Exercise: Can you restate the records below word for word?

Exercise input:
* BEGIN *
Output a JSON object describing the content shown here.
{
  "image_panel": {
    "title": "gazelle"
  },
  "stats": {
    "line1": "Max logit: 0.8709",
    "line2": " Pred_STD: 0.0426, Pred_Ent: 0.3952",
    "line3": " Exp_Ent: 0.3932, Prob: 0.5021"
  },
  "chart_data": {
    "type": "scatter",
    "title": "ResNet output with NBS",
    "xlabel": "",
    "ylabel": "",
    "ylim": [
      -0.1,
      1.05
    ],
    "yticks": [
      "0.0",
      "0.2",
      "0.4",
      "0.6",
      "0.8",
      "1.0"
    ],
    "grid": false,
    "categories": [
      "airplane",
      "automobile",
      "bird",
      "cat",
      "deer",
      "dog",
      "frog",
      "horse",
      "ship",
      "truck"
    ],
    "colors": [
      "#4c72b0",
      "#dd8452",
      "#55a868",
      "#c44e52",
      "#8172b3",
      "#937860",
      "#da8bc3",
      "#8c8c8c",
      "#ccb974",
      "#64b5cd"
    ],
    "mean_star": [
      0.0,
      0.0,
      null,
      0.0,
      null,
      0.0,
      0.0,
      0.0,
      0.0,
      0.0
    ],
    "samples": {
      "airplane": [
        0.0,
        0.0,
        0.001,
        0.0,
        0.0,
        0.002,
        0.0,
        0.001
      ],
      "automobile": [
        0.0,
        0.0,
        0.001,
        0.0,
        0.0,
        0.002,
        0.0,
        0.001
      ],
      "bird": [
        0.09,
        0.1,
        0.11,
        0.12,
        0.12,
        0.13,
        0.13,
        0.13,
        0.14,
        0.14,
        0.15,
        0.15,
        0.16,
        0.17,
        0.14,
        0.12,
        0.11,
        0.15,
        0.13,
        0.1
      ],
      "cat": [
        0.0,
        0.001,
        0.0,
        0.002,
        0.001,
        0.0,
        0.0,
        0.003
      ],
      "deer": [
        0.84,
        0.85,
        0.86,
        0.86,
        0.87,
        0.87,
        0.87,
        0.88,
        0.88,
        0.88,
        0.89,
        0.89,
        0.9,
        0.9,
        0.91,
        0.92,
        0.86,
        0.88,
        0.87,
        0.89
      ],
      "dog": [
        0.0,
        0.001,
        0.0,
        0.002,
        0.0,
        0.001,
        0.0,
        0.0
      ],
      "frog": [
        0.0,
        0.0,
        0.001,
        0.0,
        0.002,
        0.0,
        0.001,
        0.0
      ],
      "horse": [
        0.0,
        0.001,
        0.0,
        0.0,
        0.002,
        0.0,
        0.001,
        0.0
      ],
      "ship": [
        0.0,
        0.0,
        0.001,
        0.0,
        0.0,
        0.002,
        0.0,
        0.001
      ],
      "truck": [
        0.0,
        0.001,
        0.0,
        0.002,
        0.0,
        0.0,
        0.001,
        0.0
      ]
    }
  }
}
* END *
Solution:
Output a JSON object describing the content shown here.
{
  "image_panel": {
    "title": "gazelle"
  },
  "stats": {
    "line1": "Max logit: 0.8709",
    "line2": " Pred_STD: 0.0426, Pred_Ent: 0.3952",
    "line3": " Exp_Ent: 0.3932, Prob: 0.5021"
  },
  "chart_data": {
    "type": "scatter",
    "title": "ResNet output with NBS",
    "xlabel": "",
    "ylabel": "",
    "ylim": [
      -0.1,
      1.05
    ],
    "yticks": [
      "0.0",
      "0.2",
      "0.4",
      "0.6",
      "0.8",
      "1.0"
    ],
    "grid": false,
    "categories": [
      "airplane",
      "automobile",
      "bird",
      "cat",
      "deer",
      "dog",
      "frog",
      "horse",
      "ship",
      "truck"
    ],
    "colors": [
      "#4c72b0",
      "#dd8452",
      "#55a868",
      "#c44e52",
      "#8172b3",
      "#937860",
      "#da8bc3",
      "#8c8c8c",
      "#ccb974",
      "#64b5cd"
    ],
    "mean_star": [
      0.0,
      0.0,
      null,
      0.0,
      null,
      0.0,
      0.0,
      0.0,
      0.0,
      0.0
    ],
    "samples": {
      "airplane": [
        0.0,
        0.0,
        0.001,
        0.0,
        0.0,
        0.002,
        0.0,
        0.001
      ],
      "automobile": [
        0.0,
        0.0,
        0.001,
        0.0,
        0.0,
        0.002,
        0.0,
        0.001
      ],
      "bird": [
        0.09,
        0.1,
        0.11,
        0.12,
        0.12,
        0.13,
        0.13,
        0.13,
        0.14,
        0.14,
        0.15,
        0.15,
        0.16,
        0.17,
        0.14,
        0.12,
        0.11,
        0.15,
        0.13,
        0.1
      ],
      "cat": [
        0.0,
        0.001,
        0.0,
        0.002,
        0.001,
        0.0,
        0.0,
        0.003
      ],
      "deer": [
        0.84,
        0.85,
        0.86,
        0.86,
        0.87,
        0.87,
        0.87,
        0.88,
        0.88,
        0.88,
        0.89,
        0.89,
        0.9,
        0.9,
        0.91,
        0.92,
        0.86,
        0.88,
        0.87,
        0.89
      ],
      "dog": [
        0.0,
        0.001,
        0.0,
        0.002,
        0.0,
        0.001,
        0.0,
        0.0
      ],
      "frog": [
        0.0,
        0.0,
        0.001,
        0.0,
        0.002,
        0.0,
        0.001,
        0.0
      ],
      "horse": [
        0.0,
        0.001,
        0.0,
        0.0,
        0.002,
        0.0,
        0.001,
        0.0
      ],
      "ship": [
        0.0,
        0.0,
        0.001,
        0.0,
        0.0,
        0.002,
        0.0,
        0.001
      ],
      "truck": [
        0.0,
        0.001,
        0.0,
        0.002,
        0.0,
        0.0,
        0.001,
        0.0
      ]
    }
  }
}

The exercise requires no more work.